▸ Task brief: Write out the records below once more, exactly as they stand.

==== Material supplied ====

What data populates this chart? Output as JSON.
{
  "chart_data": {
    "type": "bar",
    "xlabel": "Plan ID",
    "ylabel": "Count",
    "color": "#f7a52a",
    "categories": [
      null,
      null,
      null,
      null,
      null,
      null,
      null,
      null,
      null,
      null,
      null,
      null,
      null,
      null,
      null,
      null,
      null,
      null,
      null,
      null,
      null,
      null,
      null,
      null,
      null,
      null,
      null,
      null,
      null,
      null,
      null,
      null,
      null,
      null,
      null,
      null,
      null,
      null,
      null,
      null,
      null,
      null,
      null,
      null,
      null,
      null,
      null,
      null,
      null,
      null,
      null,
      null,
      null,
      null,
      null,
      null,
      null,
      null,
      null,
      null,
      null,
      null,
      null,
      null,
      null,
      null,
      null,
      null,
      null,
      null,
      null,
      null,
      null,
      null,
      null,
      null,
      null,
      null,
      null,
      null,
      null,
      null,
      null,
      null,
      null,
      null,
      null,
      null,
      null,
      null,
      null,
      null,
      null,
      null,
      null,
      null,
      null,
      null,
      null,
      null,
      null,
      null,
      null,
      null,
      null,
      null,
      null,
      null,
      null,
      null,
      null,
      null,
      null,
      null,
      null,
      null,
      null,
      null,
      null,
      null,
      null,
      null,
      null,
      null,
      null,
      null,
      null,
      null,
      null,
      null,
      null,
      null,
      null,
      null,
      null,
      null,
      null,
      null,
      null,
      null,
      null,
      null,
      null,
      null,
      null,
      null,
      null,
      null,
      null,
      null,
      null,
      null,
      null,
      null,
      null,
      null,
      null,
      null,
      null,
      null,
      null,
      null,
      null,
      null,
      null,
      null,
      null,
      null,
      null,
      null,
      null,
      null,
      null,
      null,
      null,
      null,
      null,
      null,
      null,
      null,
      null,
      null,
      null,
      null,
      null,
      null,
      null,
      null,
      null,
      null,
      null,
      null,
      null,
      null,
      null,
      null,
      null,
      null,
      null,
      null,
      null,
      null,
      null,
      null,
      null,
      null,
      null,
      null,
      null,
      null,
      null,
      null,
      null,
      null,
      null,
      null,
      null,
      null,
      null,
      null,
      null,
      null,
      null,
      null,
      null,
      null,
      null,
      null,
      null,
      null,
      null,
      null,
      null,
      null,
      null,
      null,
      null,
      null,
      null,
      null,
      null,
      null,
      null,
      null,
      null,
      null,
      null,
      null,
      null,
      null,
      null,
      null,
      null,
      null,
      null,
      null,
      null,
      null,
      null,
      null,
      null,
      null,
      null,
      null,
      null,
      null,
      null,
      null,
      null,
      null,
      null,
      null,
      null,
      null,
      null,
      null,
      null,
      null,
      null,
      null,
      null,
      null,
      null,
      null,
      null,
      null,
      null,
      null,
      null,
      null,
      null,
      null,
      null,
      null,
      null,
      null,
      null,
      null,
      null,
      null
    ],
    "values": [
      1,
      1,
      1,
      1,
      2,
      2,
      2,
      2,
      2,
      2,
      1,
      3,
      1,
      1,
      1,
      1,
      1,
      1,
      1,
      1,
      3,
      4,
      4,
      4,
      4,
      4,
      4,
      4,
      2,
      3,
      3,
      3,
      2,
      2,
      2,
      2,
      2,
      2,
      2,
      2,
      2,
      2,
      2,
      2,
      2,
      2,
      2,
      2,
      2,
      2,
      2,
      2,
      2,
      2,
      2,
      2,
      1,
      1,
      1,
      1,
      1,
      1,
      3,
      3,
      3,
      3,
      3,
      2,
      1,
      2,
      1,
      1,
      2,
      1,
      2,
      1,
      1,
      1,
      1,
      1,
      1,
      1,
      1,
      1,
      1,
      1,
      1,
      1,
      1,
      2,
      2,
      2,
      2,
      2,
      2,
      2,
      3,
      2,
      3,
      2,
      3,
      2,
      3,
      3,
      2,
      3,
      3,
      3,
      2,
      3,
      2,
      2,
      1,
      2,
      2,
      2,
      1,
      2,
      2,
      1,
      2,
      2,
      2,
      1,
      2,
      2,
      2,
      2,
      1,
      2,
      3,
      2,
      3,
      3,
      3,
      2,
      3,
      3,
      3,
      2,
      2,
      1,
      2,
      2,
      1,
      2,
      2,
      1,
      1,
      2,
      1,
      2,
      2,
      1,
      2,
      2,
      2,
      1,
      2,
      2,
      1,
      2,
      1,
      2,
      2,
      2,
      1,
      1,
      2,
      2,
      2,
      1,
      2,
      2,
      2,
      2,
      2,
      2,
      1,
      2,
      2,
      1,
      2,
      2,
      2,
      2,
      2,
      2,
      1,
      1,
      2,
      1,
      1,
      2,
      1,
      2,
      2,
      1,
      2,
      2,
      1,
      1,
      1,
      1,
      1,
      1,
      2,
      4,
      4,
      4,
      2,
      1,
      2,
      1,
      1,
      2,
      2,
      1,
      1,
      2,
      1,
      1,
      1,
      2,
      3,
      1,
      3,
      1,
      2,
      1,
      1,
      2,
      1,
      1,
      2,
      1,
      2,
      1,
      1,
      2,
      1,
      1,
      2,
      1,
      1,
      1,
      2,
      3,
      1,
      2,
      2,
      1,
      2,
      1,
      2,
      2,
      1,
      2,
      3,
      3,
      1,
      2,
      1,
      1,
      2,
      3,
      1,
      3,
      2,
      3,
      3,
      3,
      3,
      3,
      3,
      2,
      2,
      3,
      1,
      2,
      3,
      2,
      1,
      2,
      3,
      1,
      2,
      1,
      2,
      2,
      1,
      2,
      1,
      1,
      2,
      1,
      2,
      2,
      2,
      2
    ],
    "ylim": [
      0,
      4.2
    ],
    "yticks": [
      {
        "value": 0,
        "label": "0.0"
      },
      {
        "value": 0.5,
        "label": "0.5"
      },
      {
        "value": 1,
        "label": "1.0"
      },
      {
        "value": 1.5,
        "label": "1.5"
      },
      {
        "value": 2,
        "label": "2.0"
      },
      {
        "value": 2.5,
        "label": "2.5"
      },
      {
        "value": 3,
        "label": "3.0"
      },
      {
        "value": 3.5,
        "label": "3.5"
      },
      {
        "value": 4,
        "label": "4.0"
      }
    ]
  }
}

====

▸ Finished exercise:
What data populates this chart? Output as JSON.
{
  "chart_data": {
    "type": "bar",
    "xlabel": "Plan ID",
    "ylabel": "Count",
    "color": "#f7a52a",
    "categories": [
      null,
      null,
      null,
      null,
      null,
      null,
      null,
      null,
      null,
      null,
      null,
      null,
      null,
      null,
      null,
      null,
      null,
      null,
      null,
      null,
      null,
      null,
      null,
      null,
      null,
      null,
      null,
      null,
      null,
      null,
      null,
      null,
      null,
      null,
      null,
      null,
      null,
      null,
      null,
      null,
      null,
      null,
      null,
      null,
      null,
      null,
      null,
      null,
      null,
      null,
      null,
      null,
      null,
      null,
      null,
      null,
      null,
      null,
      null,
      null,
      null,
      null,
      null,
      null,
      null,
      null,
      null,
      null,
      null,
      null,
      null,
      null,
      null,
      null,
      null,
      null,
      null,
      null,
      null,
      null,
      null,
      null,
      null,
      null,
      null,
      null,
      null,
      null,
      null,
      null,
      null,
      null,
      null,
      null,
      null,
      null,
      null,
      null,
      null,
      null,
      null,
      null,
      null,
      null,
      null,
      null,
      null,
      null,
      null,
      null,
      null,
      null,
      null,
      null,
      null,
      null,
      null,
      null,
      null,
      null,
      null,
      null,
      null,
      null,
      null,
      null,
      null,
      null,
      null,
      null,
      null,
      null,
      null,
      null,
      null,
      null,
      null,
      null,
      null,
      null,
      null,
      null,
      null,
      null,
      null,
      null,
      null,
      null,
      null,
      null,
      null,
      null,
      null,
      null,
      null,
      null,
      null,
      null,
      null,
      null,
      null,
      null,
      null,
      null,
      null,
      null,
      null,
      null,
      null,
      null,
      null,
      null,
      null,
      null,
      null,
      null,
      null,
      null,
      null,
      null,
      null,
      null,
      null,
      null,
      null,
      null,
      null,
      null,
      null,
      null,
      null,
      null,
      null,
      null,
      null,
      null,
      null,
      null,
      null,
      null,
      null,
      null,
      null,
      null,
      null,
      null,
      null,
      null,
      null,
      null,
      null,
      null,
      null,
      null,
      null,
      null,
      null,
      null,
      null,
      null,
      null,
      null,
      null,
      null,
      null,
      null,
      null,
      null,
      null,
      null,
      null,
      null,
      null,
      null,
      null,
      null,
      null,
      null,
      null,
      null,
      null,
      null,
      null,
      null,
      null,
      null,
      null,
      null,
      null,
      null,
      null,
      null,
      null,
      null,
      null,
      null,
      null,
      null,
      null,
      null,
      null,
      null,
      null,
      null,
      null,
      null,
      null,
      null,
      null,
      null,
      null,
      null,
      null,
      null,
      null,
      null,
      null,
      null,
      null,
      null,
      null,
      null,
      null,
      null,
      null,
      null,
      null,
      null,
      null,
      null,
      null,
      null,
      null,
      null,
      null,
      null,
      null,
      null,
      null,
      null
    ],
    "values": [
      1,
      1,
      1,
      1,
      2,
      2,
      2,
      2,
      2,
      2,
      1,
      3,
      1,
      1,
      1,
      1,
      1,
      1,
      1,
      1,
      3,
      4,
      4,
      4,
      4,
      4,
      4,
      4,
      2,
      3,
      3,
      3,
      2,
      2,
      2,
      2,
      2,
      2,
      2,
      2,
      2,
      2,
      2,
      2,
      2,
      2,
      2,
      2,
      2,
      2,
      2,
      2,
      2,
      2,
      2,
      2,
      1,
      1,
      1,
      1,
      1,
      1,
      3,
      3,
      3,
      3,
      3,
      2,
      1,
      2,
      1,
      1,
      2,
      1,
      2,
      1,
      1,
      1,
      1,
      1,
      1,
      1,
      1,
      1,
      1,
      1,
      1,
      1,
      1,
      2,
      2,
      2,
      2,
      2,
      2,
      2,
      3,
      2,
      3,
      2,
      3,
      2,
      3,
      3,
      2,
      3,
      3,
      3,
      2,
      3,
      2,
      2,
      1,
      2,
      2,
      2,
      1,
      2,
      2,
      1,
      2,
      2,
      2,
      1,
      2,
      2,
      2,
      2,
      1,
      2,
      3,
      2,
      3,
      3,
      3,
      2,
      3,
      3,
      3,
      2,
      2,
      1,
      2,
      2,
      1,
      2,
      2,
      1,
      1,
      2,
      1,
      2,
      2,
      1,
      2,
      2,
      2,
      1,
      2,
      2,
      1,
      2,
      1,
      2,
      2,
      2,
      1,
      1,
      2,
      2,
      2,
      1,
      2,
      2,
      2,
      2,
      2,
      2,
      1,
      2,
      2,
      1,
      2,
      2,
      2,
      2,
      2,
      2,
      1,
      1,
      2,
      1,
      1,
      2,
      1,
      2,
      2,
      1,
      2,
      2,
      1,
      1,
      1,
      1,
      1,
      1,
      2,
      4,
      4,
      4,
      2,
      1,
      2,
      1,
      1,
      2,
      2,
      1,
      1,
      2,
      1,
      1,
      1,
      2,
      3,
      1,
      3,
      1,
      2,
      1,
      1,
      2,
      1,
      1,
      2,
      1,
      2,
      1,
      1,
      2,
      1,
      1,
      2,
      1,
      1,
      1,
      2,
      3,
      1,
      2,
      2,
      1,
      2,
      1,
      2,
      2,
      1,
      2,
      3,
      3,
      1,
      2,
      1,
      1,
      2,
      3,
      1,
      3,
      2,
      3,
      3,
      3,
      3,
      3,
      3,
      2,
      2,
      3,
      1,
      2,
      3,
      2,
      1,
      2,
      3,
      1,
      2,
      1,
      2,
      2,
      1,
      2,
      1,
      1,
      2,
      1,
      2,
      2,
      2,
      2
    ],
    "ylim": [
      0,
      4.2
    ],
    "yticks": [
      {
        "value": 0,
        "label": "0.0"
      },
      {
        "value": 0.5,
        "label": "0.5"
      },
      {
        "value": 1,
        "label": "1.0"
      },
      {
        "value": 1.5,
        "label": "1.5"
      },
      {
        "value": 2,
        "label": "2.0"
      },
      {
        "value": 2.5,
        "label": "2.5"
      },
      {
        "value": 3,
        "label": "3.0"
      },
      {
        "value": 3.5,
        "label": "3.5"
      },
      {
        "value": 4,
        "label": "4.0"
      }
    ]
  }
}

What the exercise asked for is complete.